=== Exercise requirements ===
Show every line below where "source" can be found.
#### The input
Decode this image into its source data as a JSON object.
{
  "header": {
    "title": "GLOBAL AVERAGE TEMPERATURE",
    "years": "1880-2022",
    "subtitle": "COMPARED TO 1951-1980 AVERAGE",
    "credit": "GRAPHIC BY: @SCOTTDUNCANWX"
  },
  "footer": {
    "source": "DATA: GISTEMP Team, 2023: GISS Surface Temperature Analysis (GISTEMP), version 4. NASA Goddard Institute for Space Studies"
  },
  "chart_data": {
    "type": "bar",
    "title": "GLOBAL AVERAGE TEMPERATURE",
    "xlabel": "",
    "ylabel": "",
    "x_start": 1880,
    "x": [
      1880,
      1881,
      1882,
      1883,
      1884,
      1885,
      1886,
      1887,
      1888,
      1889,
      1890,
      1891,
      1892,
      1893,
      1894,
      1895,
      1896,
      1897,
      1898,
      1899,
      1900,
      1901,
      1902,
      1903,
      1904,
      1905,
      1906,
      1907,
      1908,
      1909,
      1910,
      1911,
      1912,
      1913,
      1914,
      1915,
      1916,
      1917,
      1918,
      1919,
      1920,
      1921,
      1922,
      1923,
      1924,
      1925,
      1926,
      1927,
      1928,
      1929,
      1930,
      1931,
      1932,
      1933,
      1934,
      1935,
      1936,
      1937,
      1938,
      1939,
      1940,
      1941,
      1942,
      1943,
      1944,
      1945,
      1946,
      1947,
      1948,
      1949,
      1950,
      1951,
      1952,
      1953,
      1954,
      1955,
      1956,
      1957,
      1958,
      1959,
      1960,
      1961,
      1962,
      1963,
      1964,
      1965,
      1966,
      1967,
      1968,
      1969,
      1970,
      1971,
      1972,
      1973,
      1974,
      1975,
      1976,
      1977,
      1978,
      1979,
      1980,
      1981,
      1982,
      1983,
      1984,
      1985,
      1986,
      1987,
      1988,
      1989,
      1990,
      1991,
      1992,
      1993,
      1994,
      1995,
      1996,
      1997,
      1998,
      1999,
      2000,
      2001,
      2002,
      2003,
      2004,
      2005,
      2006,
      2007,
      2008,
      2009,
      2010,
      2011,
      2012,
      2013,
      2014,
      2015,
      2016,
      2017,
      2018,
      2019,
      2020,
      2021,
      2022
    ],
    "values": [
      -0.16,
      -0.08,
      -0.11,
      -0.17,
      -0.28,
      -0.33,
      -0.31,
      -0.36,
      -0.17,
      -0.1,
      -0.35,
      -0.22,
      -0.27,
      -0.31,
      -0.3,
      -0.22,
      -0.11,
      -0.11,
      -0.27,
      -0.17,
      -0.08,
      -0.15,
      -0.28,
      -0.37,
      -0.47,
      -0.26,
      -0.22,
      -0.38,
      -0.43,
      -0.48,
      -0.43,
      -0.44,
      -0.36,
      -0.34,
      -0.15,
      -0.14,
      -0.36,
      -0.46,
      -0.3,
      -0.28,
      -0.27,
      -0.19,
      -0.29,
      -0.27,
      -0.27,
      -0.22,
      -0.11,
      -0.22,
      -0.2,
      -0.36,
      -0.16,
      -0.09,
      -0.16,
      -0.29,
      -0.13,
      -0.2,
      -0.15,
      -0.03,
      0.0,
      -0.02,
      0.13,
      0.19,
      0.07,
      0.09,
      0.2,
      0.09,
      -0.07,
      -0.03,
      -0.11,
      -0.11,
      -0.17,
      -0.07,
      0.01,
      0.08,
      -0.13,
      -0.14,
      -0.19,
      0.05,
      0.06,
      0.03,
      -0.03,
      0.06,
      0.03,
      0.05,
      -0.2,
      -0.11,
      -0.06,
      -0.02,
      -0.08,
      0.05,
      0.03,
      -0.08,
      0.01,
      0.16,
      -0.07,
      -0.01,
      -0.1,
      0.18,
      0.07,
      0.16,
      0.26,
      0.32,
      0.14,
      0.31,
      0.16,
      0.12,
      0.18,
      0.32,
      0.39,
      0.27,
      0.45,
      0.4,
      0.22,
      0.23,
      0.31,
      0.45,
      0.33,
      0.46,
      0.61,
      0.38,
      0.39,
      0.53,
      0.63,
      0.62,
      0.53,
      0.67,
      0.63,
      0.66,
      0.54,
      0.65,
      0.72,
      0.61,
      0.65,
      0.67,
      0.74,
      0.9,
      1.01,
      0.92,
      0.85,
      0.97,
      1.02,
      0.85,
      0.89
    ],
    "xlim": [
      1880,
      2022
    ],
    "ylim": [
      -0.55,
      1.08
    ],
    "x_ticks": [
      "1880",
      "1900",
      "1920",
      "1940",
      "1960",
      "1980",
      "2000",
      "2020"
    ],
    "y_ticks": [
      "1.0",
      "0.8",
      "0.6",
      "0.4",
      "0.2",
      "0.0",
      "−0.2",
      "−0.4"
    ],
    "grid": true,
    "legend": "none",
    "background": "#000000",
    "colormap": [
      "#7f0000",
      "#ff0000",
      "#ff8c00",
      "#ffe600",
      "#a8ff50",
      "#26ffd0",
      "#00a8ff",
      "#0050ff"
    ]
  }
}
########
=== Reply ===
Decode this image into its source data as a JSON object.
    "source": "DATA: GISTEMP Team, 2023: GISS Surface Temperature Analysis (GISTEMP), version 4. NASA Goddard Institute for Space Studies"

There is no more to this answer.